(Dataset items)
** Start **

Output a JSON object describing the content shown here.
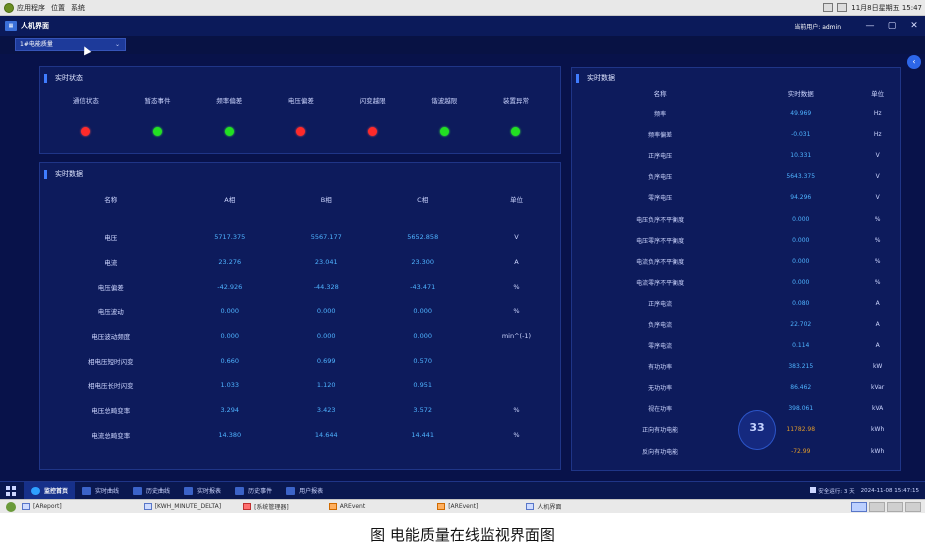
{
  "os_bar": {
    "menus": [
      "应用程序",
      "位置",
      "系统"
    ],
    "clock": "11月8日星期五 15:47"
  },
  "app": {
    "title": "人机界面",
    "current_user": "当前用户: admin",
    "minimize": "—",
    "restore": "▢",
    "close": "✕"
  },
  "device_selector": {
    "value": "1#电能质量"
  },
  "status_panel": {
    "title": "实时状态",
    "items": [
      {
        "label": "通信状态",
        "state": "red"
      },
      {
        "label": "暂态事件",
        "state": "green"
      },
      {
        "label": "频率偏差",
        "state": "green"
      },
      {
        "label": "电压偏差",
        "state": "red"
      },
      {
        "label": "闪变越限",
        "state": "red"
      },
      {
        "label": "谐波越限",
        "state": "green"
      },
      {
        "label": "装置异常",
        "state": "green"
      }
    ]
  },
  "phase_panel": {
    "title": "实时数据",
    "headers": [
      "名称",
      "A相",
      "B相",
      "C相",
      "单位"
    ],
    "rows": [
      {
        "name": "电压",
        "a": "5717.375",
        "b": "5567.177",
        "c": "5652.858",
        "unit": "V"
      },
      {
        "name": "电流",
        "a": "23.276",
        "b": "23.041",
        "c": "23.300",
        "unit": "A"
      },
      {
        "name": "电压偏差",
        "a": "-42.926",
        "b": "-44.328",
        "c": "-43.471",
        "unit": "%"
      },
      {
        "name": "电压波动",
        "a": "0.000",
        "b": "0.000",
        "c": "0.000",
        "unit": "%"
      },
      {
        "name": "电压波动频度",
        "a": "0.000",
        "b": "0.000",
        "c": "0.000",
        "unit": "min^(-1)"
      },
      {
        "name": "相电压短时闪变",
        "a": "0.660",
        "b": "0.699",
        "c": "0.570",
        "unit": ""
      },
      {
        "name": "相电压长时闪变",
        "a": "1.033",
        "b": "1.120",
        "c": "0.951",
        "unit": ""
      },
      {
        "name": "电压总畸变率",
        "a": "3.294",
        "b": "3.423",
        "c": "3.572",
        "unit": "%"
      },
      {
        "name": "电流总畸变率",
        "a": "14.380",
        "b": "14.644",
        "c": "14.441",
        "unit": "%"
      }
    ]
  },
  "right_panel": {
    "title": "实时数据",
    "headers": [
      "名称",
      "实时数据",
      "单位"
    ],
    "rows": [
      {
        "name": "频率",
        "value": "49.969",
        "unit": "Hz"
      },
      {
        "name": "频率偏差",
        "value": "-0.031",
        "unit": "Hz"
      },
      {
        "name": "正序电压",
        "value": "10.331",
        "unit": "V"
      },
      {
        "name": "负序电压",
        "value": "5643.375",
        "unit": "V"
      },
      {
        "name": "零序电压",
        "value": "94.296",
        "unit": "V"
      },
      {
        "name": "电压负序不平衡度",
        "value": "0.000",
        "unit": "%"
      },
      {
        "name": "电压零序不平衡度",
        "value": "0.000",
        "unit": "%"
      },
      {
        "name": "电流负序不平衡度",
        "value": "0.000",
        "unit": "%"
      },
      {
        "name": "电流零序不平衡度",
        "value": "0.000",
        "unit": "%"
      },
      {
        "name": "正序电流",
        "value": "0.080",
        "unit": "A"
      },
      {
        "name": "负序电流",
        "value": "22.702",
        "unit": "A"
      },
      {
        "name": "零序电流",
        "value": "0.114",
        "unit": "A"
      },
      {
        "name": "有功功率",
        "value": "383.215",
        "unit": "kW"
      },
      {
        "name": "无功功率",
        "value": "86.462",
        "unit": "kVar"
      },
      {
        "name": "视在功率",
        "value": "398.061",
        "unit": "kVA"
      },
      {
        "name": "正向有功电能",
        "value": "11782.98",
        "unit": "kWh"
      },
      {
        "name": "反向有功电能",
        "value": "-72.99",
        "unit": "kWh"
      }
    ],
    "badge": "33"
  },
  "bottom_nav": {
    "items": [
      "监控首页",
      "实时曲线",
      "历史曲线",
      "实时报表",
      "历史事件",
      "用户报表"
    ],
    "runtime": "安全运行: 3 天",
    "datetime": "2024-11-08 15:47:15"
  },
  "taskbar": {
    "items": [
      "[AReport]",
      "[KWH_MINUTE_DELTA]",
      "[系统管理器]",
      "AREvent",
      "[AREvent]",
      "人机界面"
    ]
  },
  "caption": "图  电能质量在线监视界面图"
}
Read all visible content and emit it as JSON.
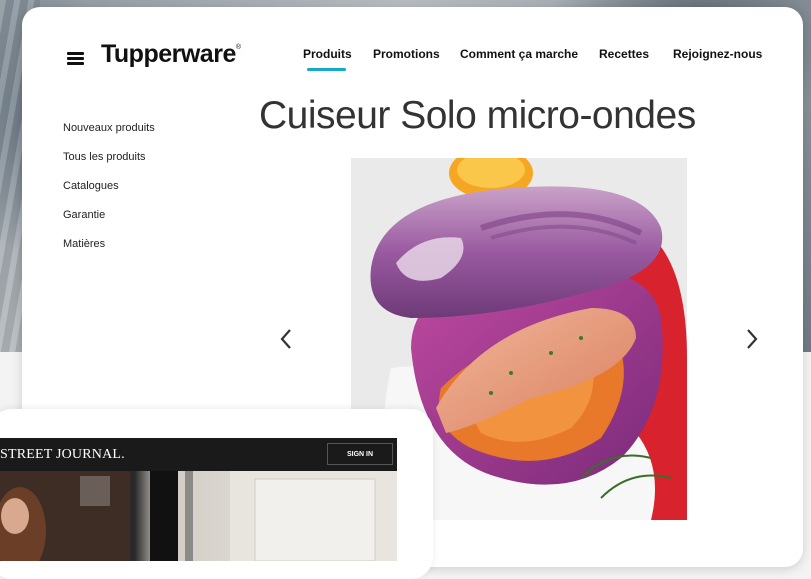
{
  "site": {
    "logo": "Tupperware",
    "logo_mark": "®",
    "nav": [
      "Produits",
      "Promotions",
      "Comment ça marche",
      "Recettes",
      "Rejoignez-nous"
    ],
    "active_nav": "Produits",
    "accent_color": "#14a8c9"
  },
  "sidebar": {
    "items": [
      "Nouveaux produits",
      "Tous les produits",
      "Catalogues",
      "Garantie",
      "Matières"
    ]
  },
  "product": {
    "title": "Cuiseur Solo micro-ondes",
    "lid_color": "#9a5aa0"
  },
  "carousel": {
    "prev_icon": "chevron-left-icon",
    "next_icon": "chevron-right-icon"
  },
  "overlay": {
    "publication": "STREET JOURNAL.",
    "sign_in_label": "SIGN IN"
  }
}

** End **

Problem » Output the material word for word, omitting its pictures.

Solution below »
Output a JSON object describing the content shown here.
{
  "os_bar": {
    "menus": [
      "应用程序",
      "位置",
      "系统"
    ],
    "clock": "11月8日星期五 15:47"
  },
  "app": {
    "title": "人机界面",
    "current_user": "当前用户: admin",
    "minimize": "—",
    "restore": "▢",
    "close": "✕"
  },
  "device_selector": {
    "value": "1#电能质量"
  },
  "status_panel": {
    "title": "实时状态",
    "items": [
      {
        "label": "通信状态",
        "state": "red"
      },
      {
        "label": "暂态事件",
        "state": "green"
      },
      {
        "label": "频率偏差",
        "state": "green"
      },
      {
        "label": "电压偏差",
        "state": "red"
      },
      {
        "label": "闪变越限",
        "state": "red"
      },
      {
        "label": "谐波越限",
        "state": "green"
      },
      {
        "label": "装置异常",
        "state": "green"
      }
    ]
  },
  "phase_panel": {
    "title": "实时数据",
    "headers": [
      "名称",
      "A相",
      "B相",
      "C相",
      "单位"
    ],
    "rows": [
      {
        "name": "电压",
        "a": "5717.375",
        "b": "5567.177",
        "c": "5652.858",
        "unit": "V"
      },
      {
        "name": "电流",
        "a": "23.276",
        "b": "23.041",
        "c": "23.300",
        "unit": "A"
      },
      {
        "name": "电压偏差",
        "a": "-42.926",
        "b": "-44.328",
        "c": "-43.471",
        "unit": "%"
      },
      {
        "name": "电压波动",
        "a": "0.000",
        "b": "0.000",
        "c": "0.000",
        "unit": "%"
      },
      {
        "name": "电压波动频度",
        "a": "0.000",
        "b": "0.000",
        "c": "0.000",
        "unit": "min^(-1)"
      },
      {
        "name": "相电压短时闪变",
        "a": "0.660",
        "b": "0.699",
        "c": "0.570",
        "unit": ""
      },
      {
        "name": "相电压长时闪变",
        "a": "1.033",
        "b": "1.120",
        "c": "0.951",
        "unit": ""
      },
      {
        "name": "电压总畸变率",
        "a": "3.294",
        "b": "3.423",
        "c": "3.572",
        "unit": "%"
      },
      {
        "name": "电流总畸变率",
        "a": "14.380",
        "b": "14.644",
        "c": "14.441",
        "unit": "%"
      }
    ]
  },
  "right_panel": {
    "title": "实时数据",
    "headers": [
      "名称",
      "实时数据",
      "单位"
    ],
    "rows": [
      {
        "name": "频率",
        "value": "49.969",
        "unit": "Hz"
      },
      {
        "name": "频率偏差",
        "value": "-0.031",
        "unit": "Hz"
      },
      {
        "name": "正序电压",
        "value": "10.331",
        "unit": "V"
      },
      {
        "name": "负序电压",
        "value": "5643.375",
        "unit": "V"
      },
      {
        "name": "零序电压",
        "value": "94.296",
        "unit": "V"
      },
      {
        "name": "电压负序不平衡度",
        "value": "0.000",
        "unit": "%"
      },
      {
        "name": "电压零序不平衡度",
        "value": "0.000",
        "unit": "%"
      },
      {
        "name": "电流负序不平衡度",
        "value": "0.000",
        "unit": "%"
      },
      {
        "name": "电流零序不平衡度",
        "value": "0.000",
        "unit": "%"
      },
      {
        "name": "正序电流",
        "value": "0.080",
        "unit": "A"
      },
      {
        "name": "负序电流",
        "value": "22.702",
        "unit": "A"
      },
      {
        "name": "零序电流",
        "value": "0.114",
        "unit": "A"
      },
      {
        "name": "有功功率",
        "value": "383.215",
        "unit": "kW"
      },
      {
        "name": "无功功率",
        "value": "86.462",
        "unit": "kVar"
      },
      {
        "name": "视在功率",
        "value": "398.061",
        "unit": "kVA"
      },
      {
        "name": "正向有功电能",
        "value": "11782.98",
        "unit": "kWh"
      },
      {
        "name": "反向有功电能",
        "value": "-72.99",
        "unit": "kWh"
      }
    ],
    "badge": "33"
  },
  "bottom_nav": {
    "items": [
      "监控首页",
      "实时曲线",
      "历史曲线",
      "实时报表",
      "历史事件",
      "用户报表"
    ],
    "runtime": "安全运行: 3 天",
    "datetime": "2024-11-08 15:47:15"
  },
  "taskbar": {
    "items": [
      "[AReport]",
      "[KWH_MINUTE_DELTA]",
      "[系统管理器]",
      "AREvent",
      "[AREvent]",
      "人机界面"
    ]
  },
  "caption": "图  电能质量在线监视界面图"
}
Read all visible content and emit it as JSON.
{
  "site": {
    "logo": "Tupperware",
    "logo_mark": "®",
    "nav": [
      "Produits",
      "Promotions",
      "Comment ça marche",
      "Recettes",
      "Rejoignez-nous"
    ],
    "active_nav": "Produits",
    "accent_color": "#14a8c9"
  },
  "sidebar": {
    "items": [
      "Nouveaux produits",
      "Tous les produits",
      "Catalogues",
      "Garantie",
      "Matières"
    ]
  },
  "product": {
    "title": "Cuiseur Solo micro-ondes",
    "lid_color": "#9a5aa0"
  },
  "carousel": {
    "prev_icon": "chevron-left-icon",
    "next_icon": "chevron-right-icon"
  },
  "overlay": {
    "publication": "STREET JOURNAL.",
    "sign_in_label": "SIGN IN"
  }
}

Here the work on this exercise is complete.